- [YOUR INSTRUCTIONS]:
All entries are to be quoted exactly; the images stay out of the copy.

- [MATERIAL PROVIDED]:
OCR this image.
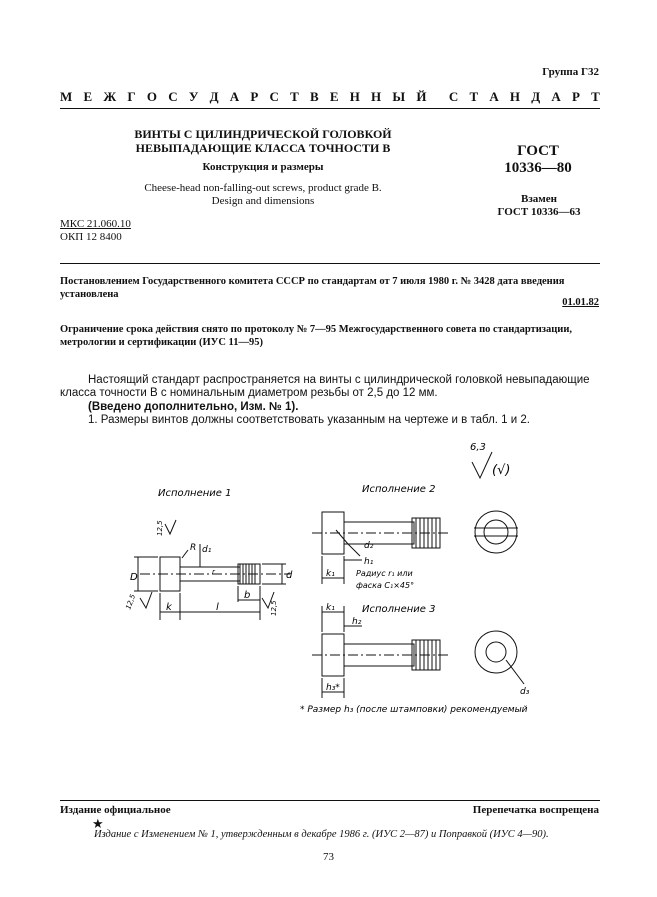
Группа Г32
М Е Ж Г О С У Д А Р С Т В Е Н Н Ы Й С Т А Н Д А Р Т
ВИНТЫ С ЦИЛИНДРИЧЕСКОЙ ГОЛОВКОЙ
НЕВЫПАДАЮЩИЕ КЛАССА ТОЧНОСТИ В
Конструкция и размеры
Cheese-head non-falling-out screws, product grade B.
Design and dimensions
ГОСТ
10336—80
Взамен
ГОСТ 10336—63
МКС 21.060.10
ОКП 12 8400
Постановлением Государственного комитета СССР по стандартам от 7 июля 1980 г. № 3428 дата введения установлена
01.01.82
Ограничение срока действия снято по протоколу № 7—95 Межгосударственного совета по стандартизации, метрологии и сертификации (ИУС 11—95)
Настоящий стандарт распространяется на винты с цилиндрической головкой невыпадающие класса точности В с номинальным диаметром резьбы от 2,5 до 12 мм.
(Введено дополнительно, Изм. № 1).
1. Размеры винтов должны соответствовать указанным на чертеже и в табл. 1 и 2.
6,3
(√)
Исполнение 1	Исполнение 2
Исполнение 3
12,5
12,5	12,5
R d₁
D	d
k	l
b
r
d₂
h₁
k₁	Радиус r₁ или
фаска C₁×45°
k₁
h₂
h₃*	d₃
* Размер h₃ (после штамповки) рекомендуемый
Издание официальное	Перепечатка воспрещена
★
Издание с Изменением № 1, утвержденным в декабре 1986 г. (ИУС 2—87) и Поправкой (ИУС 4—90).
73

- [REPLY]:
OCR this image.
Группа Г32
М Е Ж Г О С У Д А Р С Т В Е Н Н Ы Й С Т А Н Д А Р Т
ВИНТЫ С ЦИЛИНДРИЧЕСКОЙ ГОЛОВКОЙ
НЕВЫПАДАЮЩИЕ КЛАССА ТОЧНОСТИ В
Конструкция и размеры
Cheese-head non-falling-out screws, product grade B.
Design and dimensions
ГОСТ
10336—80
Взамен
ГОСТ 10336—63
МКС 21.060.10
ОКП 12 8400
Постановлением Государственного комитета СССР по стандартам от 7 июля 1980 г. № 3428 дата введения установлена
01.01.82
Ограничение срока действия снято по протоколу № 7—95 Межгосударственного совета по стандартизации, метрологии и сертификации (ИУС 11—95)
Настоящий стандарт распространяется на винты с цилиндрической головкой невыпадающие класса точности В с номинальным диаметром резьбы от 2,5 до 12 мм.
(Введено дополнительно, Изм. № 1).
1. Размеры винтов должны соответствовать указанным на чертеже и в табл. 1 и 2.
6,3
(√)
Исполнение 1	Исполнение 2
Исполнение 3
12,5
12,5	12,5
R d₁
D	d
k	l
b
r
d₂
h₁
k₁	Радиус r₁ или
фаска C₁×45°
k₁
h₂
h₃*	d₃
* Размер h₃ (после штамповки) рекомендуемый
Издание официальное	Перепечатка воспрещена
★
Издание с Изменением № 1, утвержденным в декабре 1986 г. (ИУС 2—87) и Поправкой (ИУС 4—90).
73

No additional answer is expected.